### [Exercise requirements]
Copy out the lines that include the word "text".
● ● ● ● ●
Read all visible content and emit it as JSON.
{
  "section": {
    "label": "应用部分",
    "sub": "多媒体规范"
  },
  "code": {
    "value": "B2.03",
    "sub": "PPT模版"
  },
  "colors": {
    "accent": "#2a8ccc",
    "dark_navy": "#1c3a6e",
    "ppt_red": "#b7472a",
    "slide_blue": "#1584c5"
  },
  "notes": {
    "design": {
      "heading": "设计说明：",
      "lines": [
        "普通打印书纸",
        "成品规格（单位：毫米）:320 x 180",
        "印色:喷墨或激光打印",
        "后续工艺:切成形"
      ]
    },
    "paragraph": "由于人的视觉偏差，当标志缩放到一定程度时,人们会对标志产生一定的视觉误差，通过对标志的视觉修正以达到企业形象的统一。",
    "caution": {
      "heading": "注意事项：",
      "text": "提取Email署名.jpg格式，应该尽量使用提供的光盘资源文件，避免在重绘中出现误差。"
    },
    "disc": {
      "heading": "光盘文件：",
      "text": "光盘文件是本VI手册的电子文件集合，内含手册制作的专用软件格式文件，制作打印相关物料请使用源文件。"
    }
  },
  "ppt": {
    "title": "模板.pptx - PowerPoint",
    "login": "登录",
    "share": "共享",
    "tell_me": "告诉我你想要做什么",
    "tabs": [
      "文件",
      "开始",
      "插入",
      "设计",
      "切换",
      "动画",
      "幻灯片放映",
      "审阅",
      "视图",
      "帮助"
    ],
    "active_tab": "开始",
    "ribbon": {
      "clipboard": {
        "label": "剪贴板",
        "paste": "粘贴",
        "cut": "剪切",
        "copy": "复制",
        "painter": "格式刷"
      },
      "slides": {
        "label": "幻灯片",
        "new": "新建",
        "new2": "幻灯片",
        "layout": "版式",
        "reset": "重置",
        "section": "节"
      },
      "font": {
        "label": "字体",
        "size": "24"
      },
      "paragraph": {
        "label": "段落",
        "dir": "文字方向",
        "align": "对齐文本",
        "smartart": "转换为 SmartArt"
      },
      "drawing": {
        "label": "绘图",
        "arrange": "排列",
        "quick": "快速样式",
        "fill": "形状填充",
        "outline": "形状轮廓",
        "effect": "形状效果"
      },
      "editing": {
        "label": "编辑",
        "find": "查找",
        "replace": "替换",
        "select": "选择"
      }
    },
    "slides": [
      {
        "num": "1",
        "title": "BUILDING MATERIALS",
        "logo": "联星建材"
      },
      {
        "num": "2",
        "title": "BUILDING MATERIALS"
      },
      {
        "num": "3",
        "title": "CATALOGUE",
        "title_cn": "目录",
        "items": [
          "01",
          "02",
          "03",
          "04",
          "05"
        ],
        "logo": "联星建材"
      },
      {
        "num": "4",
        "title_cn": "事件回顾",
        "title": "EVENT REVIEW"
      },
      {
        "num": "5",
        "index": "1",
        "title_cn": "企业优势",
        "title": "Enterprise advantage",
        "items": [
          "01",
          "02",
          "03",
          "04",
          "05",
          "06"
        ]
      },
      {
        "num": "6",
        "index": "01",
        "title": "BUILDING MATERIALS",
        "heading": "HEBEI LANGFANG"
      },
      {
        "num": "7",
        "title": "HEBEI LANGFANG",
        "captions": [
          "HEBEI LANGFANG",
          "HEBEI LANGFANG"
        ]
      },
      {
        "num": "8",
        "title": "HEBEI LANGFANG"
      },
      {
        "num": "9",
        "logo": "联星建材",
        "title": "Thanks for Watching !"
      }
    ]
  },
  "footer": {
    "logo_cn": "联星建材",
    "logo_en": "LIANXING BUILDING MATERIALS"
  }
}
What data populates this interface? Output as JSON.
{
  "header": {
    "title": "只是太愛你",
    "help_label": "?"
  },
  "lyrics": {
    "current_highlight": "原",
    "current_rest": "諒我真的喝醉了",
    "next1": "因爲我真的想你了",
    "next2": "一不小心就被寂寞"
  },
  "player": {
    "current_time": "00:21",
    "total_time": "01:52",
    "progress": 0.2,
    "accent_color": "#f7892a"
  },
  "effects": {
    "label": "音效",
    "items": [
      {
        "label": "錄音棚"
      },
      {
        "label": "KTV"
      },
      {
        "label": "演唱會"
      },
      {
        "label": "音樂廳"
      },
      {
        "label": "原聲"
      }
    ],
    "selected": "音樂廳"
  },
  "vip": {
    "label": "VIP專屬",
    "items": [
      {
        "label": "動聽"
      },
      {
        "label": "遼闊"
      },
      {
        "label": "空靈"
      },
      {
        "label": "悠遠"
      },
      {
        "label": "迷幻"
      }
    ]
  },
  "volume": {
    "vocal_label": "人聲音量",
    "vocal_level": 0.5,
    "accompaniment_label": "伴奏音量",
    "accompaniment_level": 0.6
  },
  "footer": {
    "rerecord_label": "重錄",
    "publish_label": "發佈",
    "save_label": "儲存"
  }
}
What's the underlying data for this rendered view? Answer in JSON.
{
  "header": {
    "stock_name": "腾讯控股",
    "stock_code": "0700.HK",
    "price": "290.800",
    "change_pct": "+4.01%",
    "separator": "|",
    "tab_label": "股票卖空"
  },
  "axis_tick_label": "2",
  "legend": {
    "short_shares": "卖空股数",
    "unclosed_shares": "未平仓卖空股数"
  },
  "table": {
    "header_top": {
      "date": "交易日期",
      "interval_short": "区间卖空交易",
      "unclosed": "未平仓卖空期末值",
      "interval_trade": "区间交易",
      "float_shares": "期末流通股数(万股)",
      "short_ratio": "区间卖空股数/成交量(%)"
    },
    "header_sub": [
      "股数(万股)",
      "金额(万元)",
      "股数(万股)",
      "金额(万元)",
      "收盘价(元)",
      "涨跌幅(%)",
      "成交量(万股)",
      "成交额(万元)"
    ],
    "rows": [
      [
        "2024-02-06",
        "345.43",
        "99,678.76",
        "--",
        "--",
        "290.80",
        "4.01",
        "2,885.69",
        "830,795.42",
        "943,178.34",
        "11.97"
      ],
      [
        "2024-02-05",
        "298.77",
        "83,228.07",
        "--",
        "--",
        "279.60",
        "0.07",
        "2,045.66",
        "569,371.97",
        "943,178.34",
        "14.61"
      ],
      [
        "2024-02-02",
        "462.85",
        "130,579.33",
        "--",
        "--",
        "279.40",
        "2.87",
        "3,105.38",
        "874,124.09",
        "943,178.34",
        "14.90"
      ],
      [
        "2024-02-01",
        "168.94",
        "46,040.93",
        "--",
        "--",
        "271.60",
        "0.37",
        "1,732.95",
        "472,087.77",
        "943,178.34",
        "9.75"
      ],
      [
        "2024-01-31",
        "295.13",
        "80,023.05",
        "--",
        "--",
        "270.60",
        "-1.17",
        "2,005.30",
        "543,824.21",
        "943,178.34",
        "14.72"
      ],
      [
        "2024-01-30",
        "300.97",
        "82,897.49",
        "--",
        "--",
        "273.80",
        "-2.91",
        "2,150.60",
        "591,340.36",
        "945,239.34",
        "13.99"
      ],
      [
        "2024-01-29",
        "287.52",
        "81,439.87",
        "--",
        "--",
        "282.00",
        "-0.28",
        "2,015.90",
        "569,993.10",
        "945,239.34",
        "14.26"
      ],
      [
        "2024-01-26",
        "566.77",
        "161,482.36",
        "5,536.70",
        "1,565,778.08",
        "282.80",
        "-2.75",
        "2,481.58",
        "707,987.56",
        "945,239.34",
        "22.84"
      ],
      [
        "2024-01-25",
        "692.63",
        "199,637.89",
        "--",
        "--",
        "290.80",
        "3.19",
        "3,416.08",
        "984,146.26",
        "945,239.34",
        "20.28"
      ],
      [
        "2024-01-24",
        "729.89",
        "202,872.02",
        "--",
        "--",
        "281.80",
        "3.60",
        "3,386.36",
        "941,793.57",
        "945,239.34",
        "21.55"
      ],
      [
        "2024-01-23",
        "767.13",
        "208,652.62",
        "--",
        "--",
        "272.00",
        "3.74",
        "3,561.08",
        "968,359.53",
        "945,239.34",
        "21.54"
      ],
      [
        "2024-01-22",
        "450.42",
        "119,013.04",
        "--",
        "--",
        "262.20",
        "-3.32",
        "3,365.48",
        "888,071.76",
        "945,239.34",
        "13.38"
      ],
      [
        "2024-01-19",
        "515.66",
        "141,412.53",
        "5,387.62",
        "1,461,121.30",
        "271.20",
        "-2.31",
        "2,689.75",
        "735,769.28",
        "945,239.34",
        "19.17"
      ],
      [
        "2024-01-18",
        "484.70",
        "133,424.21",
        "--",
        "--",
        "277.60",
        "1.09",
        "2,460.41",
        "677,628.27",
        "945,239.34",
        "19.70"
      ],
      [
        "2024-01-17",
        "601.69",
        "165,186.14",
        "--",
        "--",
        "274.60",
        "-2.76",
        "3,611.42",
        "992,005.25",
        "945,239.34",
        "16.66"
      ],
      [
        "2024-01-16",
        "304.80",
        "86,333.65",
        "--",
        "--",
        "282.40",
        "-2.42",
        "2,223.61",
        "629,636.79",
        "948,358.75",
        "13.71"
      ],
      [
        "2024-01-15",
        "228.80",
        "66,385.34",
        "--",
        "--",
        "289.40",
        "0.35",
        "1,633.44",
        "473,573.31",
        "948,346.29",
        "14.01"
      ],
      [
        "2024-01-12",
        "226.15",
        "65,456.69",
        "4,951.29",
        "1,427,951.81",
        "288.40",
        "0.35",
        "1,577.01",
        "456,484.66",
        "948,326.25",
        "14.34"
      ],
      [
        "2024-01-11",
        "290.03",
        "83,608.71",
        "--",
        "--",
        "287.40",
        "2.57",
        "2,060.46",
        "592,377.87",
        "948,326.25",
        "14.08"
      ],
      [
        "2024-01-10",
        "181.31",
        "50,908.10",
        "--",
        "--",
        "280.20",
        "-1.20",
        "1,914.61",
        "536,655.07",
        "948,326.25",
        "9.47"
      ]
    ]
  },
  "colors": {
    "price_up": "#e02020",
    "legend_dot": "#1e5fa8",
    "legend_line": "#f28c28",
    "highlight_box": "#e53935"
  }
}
● ● ● ● ●
### [Response for this exercise]
      "text": "提取Email署名.jpg格式，应该尽量使用提供的光盘资源文件，避免在重绘中出现误差。"
      "text": "光盘文件是本VI手册的电子文件集合，内含手册制作的专用软件格式文件，制作打印相关物料请使用源文件。"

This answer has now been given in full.